_Extracted material:_
::::::::::
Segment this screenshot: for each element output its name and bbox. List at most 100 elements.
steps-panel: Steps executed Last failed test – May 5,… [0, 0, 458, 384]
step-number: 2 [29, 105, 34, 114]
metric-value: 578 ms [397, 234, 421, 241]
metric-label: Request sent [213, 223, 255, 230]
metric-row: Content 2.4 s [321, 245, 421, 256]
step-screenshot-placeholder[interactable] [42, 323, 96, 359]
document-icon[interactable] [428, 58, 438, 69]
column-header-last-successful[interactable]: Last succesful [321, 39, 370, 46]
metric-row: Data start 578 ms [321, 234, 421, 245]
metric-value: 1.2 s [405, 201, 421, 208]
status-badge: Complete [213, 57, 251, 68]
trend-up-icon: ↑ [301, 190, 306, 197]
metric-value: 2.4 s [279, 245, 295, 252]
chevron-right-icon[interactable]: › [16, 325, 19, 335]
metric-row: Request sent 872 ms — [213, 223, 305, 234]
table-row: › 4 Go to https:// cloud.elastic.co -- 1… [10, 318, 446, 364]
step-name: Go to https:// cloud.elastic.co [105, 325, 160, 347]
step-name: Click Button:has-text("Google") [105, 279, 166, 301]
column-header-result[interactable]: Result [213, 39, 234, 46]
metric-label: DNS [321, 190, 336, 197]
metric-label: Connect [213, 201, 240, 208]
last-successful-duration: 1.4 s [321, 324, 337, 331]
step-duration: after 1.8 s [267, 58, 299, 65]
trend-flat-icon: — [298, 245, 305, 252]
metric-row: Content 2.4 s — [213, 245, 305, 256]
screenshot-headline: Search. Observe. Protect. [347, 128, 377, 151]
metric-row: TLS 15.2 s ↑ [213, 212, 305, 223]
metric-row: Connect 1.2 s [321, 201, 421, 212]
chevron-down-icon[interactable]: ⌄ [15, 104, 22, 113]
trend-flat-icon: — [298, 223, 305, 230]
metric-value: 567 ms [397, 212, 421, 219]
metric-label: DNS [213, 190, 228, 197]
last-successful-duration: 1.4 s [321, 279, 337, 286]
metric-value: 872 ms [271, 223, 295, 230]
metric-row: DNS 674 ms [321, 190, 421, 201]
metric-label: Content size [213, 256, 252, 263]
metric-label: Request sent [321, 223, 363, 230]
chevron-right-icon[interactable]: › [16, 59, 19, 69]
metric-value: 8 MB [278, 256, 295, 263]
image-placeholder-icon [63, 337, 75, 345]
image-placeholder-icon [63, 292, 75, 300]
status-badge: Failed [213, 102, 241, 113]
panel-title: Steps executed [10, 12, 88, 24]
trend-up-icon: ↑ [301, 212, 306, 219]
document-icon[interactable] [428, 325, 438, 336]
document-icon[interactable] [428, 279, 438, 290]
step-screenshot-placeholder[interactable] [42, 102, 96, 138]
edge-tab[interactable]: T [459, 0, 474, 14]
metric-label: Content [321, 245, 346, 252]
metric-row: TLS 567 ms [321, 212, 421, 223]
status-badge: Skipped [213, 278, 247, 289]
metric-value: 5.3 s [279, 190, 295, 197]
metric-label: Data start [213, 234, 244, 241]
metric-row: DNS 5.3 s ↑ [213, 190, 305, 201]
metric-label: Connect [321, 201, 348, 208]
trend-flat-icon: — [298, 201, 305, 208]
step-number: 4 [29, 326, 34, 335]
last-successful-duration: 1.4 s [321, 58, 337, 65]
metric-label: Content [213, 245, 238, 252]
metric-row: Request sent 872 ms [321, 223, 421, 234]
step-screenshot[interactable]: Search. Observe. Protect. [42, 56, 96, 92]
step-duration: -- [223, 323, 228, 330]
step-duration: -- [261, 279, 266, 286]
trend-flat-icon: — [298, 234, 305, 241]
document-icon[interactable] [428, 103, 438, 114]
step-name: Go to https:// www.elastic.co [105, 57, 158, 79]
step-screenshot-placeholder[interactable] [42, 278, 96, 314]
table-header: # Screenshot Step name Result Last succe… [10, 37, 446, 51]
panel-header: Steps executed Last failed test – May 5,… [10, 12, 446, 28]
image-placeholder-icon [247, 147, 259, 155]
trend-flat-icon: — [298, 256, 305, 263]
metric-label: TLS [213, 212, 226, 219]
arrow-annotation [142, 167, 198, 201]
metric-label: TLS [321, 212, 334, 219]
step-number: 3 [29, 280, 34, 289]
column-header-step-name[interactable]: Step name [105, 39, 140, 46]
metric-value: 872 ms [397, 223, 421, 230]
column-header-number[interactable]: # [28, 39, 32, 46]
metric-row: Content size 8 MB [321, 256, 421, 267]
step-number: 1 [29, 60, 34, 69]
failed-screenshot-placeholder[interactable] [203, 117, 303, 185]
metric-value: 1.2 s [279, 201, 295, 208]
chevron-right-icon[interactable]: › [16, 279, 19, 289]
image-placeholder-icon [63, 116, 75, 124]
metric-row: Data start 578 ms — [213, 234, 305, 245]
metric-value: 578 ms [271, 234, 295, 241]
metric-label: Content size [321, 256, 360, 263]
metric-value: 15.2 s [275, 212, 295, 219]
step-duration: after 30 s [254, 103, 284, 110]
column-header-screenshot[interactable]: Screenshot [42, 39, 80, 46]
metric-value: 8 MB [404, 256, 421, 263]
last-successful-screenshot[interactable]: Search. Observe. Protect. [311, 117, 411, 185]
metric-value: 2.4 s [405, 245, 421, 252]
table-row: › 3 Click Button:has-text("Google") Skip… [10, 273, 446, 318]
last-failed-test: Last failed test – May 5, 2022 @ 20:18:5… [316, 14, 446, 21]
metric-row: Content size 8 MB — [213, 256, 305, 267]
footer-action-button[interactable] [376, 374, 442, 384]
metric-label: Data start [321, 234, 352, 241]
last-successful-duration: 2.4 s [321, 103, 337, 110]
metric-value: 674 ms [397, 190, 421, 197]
::::::::::
_Job:_ Copy the lines of the records word for word, starting at the very first line and ending with the line that contains "metric-row: Content 2.4 s [321, 245, 421, 256]", including both of those lines.

_Finished answer:_
Segment this screenshot: for each element output its name and bbox. List at most 100 elements.
steps-panel: Steps executed Last failed test – May 5,… [0, 0, 458, 384]
step-number: 2 [29, 105, 34, 114]
metric-value: 578 ms [397, 234, 421, 241]
metric-label: Request sent [213, 223, 255, 230]
metric-row: Content 2.4 s [321, 245, 421, 256]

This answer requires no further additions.